• _ОТРЫВОК ИСТОЧНИКА_:
********************
Это было до того неожиданно, что я даже несколько оторопел. Заранее настроиться на отговоры, приготовить непреклонный ответ и вдруг услышать, что твое решение, которым ты втайне гордишься, к которому пришел не сразу и не без внутренней борьбы, оказывается чем-то само собой разумеющимся, почти обыденным... Только много лет спустя, вспомнив как-то об этом эпизоде, я понял, до чего же Эренбург был захвачен испанской борьбой, как с самого начала хорошо понимал ее решающее значение.
- Больше всего там недостает оружия и командных кадров, да и вообще военных специалистов, - продолжал Эренбург, - но очень нужны и просто дисциплинированные люди, особенно же важен массовый приезд иностранных волонтеров, чтобы испанцы не чувствовали себя брошенными на произвол судьбы, но ясно видели: в их схватке с мировым фашизмом всё, что есть в человечестве честного, - на стороне справедливости.
И он с увлечением, уже тогда предугадывая в них эмбрион интернациональных бригад, принялся рассказывать об итальянской антифашистской центурии Гастоне Соцци и о немецкой - Тельмана, сражающихся на Арагоне.
********************
• _ЗАПИСАННЫЕ СВЕДЕНИЯ_:
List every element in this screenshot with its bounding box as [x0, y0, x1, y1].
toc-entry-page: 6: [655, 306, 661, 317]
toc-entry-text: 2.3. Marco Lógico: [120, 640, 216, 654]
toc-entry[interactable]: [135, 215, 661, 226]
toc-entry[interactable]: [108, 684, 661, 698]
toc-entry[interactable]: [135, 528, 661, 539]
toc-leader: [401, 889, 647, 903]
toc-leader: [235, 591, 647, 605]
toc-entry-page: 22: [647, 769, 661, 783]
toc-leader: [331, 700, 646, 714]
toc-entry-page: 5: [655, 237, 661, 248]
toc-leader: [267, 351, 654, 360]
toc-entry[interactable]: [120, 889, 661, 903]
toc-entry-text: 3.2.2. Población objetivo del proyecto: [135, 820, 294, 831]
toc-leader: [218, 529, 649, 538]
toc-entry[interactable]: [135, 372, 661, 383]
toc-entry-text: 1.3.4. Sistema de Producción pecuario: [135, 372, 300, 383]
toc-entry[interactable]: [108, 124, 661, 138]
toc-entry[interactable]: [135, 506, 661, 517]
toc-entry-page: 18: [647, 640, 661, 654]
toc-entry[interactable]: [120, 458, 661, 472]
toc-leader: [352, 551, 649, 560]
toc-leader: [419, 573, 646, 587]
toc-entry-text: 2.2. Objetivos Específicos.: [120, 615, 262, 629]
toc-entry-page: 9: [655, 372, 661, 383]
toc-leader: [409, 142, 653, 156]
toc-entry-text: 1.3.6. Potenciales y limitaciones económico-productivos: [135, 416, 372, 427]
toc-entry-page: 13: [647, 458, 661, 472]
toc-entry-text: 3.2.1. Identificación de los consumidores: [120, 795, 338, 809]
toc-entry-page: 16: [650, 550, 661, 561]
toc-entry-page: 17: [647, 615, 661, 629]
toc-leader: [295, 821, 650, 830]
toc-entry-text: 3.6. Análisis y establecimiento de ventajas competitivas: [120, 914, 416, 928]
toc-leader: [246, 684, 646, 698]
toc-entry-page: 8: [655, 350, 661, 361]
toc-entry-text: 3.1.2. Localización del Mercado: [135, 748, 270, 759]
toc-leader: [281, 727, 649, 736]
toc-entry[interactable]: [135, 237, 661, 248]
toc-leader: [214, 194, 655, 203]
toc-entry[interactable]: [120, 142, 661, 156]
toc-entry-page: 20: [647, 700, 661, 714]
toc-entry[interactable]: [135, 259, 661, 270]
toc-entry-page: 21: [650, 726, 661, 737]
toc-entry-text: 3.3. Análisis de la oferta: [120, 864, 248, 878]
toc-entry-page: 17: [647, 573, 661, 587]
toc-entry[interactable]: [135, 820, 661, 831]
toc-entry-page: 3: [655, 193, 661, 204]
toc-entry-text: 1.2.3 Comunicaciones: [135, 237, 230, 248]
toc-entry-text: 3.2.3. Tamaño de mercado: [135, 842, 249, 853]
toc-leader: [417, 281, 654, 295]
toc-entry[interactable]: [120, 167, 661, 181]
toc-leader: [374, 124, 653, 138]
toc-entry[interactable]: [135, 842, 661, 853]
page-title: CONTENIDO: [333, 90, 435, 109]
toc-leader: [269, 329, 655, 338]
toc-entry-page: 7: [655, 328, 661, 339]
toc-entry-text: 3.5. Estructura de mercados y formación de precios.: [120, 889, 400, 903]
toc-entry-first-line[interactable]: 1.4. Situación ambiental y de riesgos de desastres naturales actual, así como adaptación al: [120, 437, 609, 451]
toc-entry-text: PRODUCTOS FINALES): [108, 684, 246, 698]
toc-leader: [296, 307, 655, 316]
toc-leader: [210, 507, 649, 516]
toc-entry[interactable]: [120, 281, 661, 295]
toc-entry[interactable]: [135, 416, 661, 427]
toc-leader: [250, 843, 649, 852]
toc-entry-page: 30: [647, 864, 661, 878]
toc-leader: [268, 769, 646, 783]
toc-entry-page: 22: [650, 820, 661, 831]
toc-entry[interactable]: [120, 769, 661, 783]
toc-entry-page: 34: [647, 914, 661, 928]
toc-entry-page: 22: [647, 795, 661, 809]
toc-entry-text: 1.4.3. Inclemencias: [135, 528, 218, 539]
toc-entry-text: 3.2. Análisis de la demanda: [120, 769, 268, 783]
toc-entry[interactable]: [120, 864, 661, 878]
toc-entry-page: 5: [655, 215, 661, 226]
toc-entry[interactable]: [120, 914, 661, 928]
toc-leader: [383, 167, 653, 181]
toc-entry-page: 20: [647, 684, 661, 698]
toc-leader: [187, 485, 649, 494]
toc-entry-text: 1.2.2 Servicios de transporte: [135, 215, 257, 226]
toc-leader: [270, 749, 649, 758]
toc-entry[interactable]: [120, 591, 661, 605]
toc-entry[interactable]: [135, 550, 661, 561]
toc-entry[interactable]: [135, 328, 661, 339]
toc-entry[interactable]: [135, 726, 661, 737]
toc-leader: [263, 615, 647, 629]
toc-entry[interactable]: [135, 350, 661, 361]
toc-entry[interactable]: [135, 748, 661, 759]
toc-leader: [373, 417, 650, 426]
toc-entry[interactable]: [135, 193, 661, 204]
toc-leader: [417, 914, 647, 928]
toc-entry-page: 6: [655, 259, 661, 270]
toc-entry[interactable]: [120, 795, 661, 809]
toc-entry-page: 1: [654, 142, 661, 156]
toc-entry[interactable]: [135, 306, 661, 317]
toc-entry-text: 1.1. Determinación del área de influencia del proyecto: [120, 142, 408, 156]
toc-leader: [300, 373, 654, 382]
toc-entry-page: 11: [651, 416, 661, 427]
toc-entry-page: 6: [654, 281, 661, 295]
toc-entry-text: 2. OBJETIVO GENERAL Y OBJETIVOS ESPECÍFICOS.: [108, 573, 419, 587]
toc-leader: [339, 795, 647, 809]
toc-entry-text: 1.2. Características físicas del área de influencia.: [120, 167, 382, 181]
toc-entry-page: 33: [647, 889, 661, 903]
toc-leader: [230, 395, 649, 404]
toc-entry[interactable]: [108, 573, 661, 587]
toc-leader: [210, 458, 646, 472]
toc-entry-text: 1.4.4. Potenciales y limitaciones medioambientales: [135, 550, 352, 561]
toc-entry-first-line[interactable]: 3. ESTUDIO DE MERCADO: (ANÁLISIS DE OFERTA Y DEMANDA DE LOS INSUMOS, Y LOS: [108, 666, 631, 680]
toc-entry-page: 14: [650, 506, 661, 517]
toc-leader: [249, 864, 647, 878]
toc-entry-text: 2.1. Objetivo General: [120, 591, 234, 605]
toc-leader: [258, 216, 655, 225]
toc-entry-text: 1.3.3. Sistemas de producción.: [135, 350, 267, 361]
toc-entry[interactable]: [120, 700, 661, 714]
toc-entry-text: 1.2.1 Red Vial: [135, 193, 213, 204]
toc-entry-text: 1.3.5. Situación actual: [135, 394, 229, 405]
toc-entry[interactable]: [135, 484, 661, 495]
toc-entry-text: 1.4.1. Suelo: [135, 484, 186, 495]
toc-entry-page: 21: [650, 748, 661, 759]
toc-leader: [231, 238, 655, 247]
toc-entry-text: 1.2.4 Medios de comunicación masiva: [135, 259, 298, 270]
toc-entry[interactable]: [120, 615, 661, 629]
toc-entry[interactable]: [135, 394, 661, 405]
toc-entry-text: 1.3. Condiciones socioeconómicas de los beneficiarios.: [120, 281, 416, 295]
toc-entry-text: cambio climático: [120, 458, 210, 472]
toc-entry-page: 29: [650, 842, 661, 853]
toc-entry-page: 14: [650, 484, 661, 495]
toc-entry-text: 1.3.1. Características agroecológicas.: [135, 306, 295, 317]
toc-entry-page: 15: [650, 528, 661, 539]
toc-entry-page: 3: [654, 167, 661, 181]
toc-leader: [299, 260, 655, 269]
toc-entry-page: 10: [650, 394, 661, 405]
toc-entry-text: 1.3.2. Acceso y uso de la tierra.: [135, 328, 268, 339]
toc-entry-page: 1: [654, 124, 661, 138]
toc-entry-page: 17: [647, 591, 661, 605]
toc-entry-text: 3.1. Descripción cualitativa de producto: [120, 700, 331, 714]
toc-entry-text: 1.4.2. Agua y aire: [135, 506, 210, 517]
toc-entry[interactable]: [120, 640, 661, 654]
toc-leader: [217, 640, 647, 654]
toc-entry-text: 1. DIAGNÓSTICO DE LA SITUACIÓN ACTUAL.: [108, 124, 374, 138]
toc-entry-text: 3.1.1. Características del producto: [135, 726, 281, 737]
********************
• _ЦЕЛЬ ЗАДАНИЯ_: Перепишите из отрывка об Эренбурге и Испании всё, начиная со слов «Это было до» и вплоть до слов «ее решающее значение.» включительно. Записи для работы не понадобятся.

• _РЕЗУЛЬТАТ_:
Это было до того неожиданно, что я даже несколько оторопел. Заранее настроиться на отговоры, приготовить непреклонный ответ и вдруг услышать, что твое решение, которым ты втайне гордишься, к которому пришел не сразу и не без внутренней борьбы, оказывается чем-то само собой разумеющимся, почти обыденным... Только много лет спустя, вспомнив как-то об этом эпизоде, я понял, до чего же Эренбург был захвачен испанской борьбой, как с самого начала хорошо понимал ее решающее значение.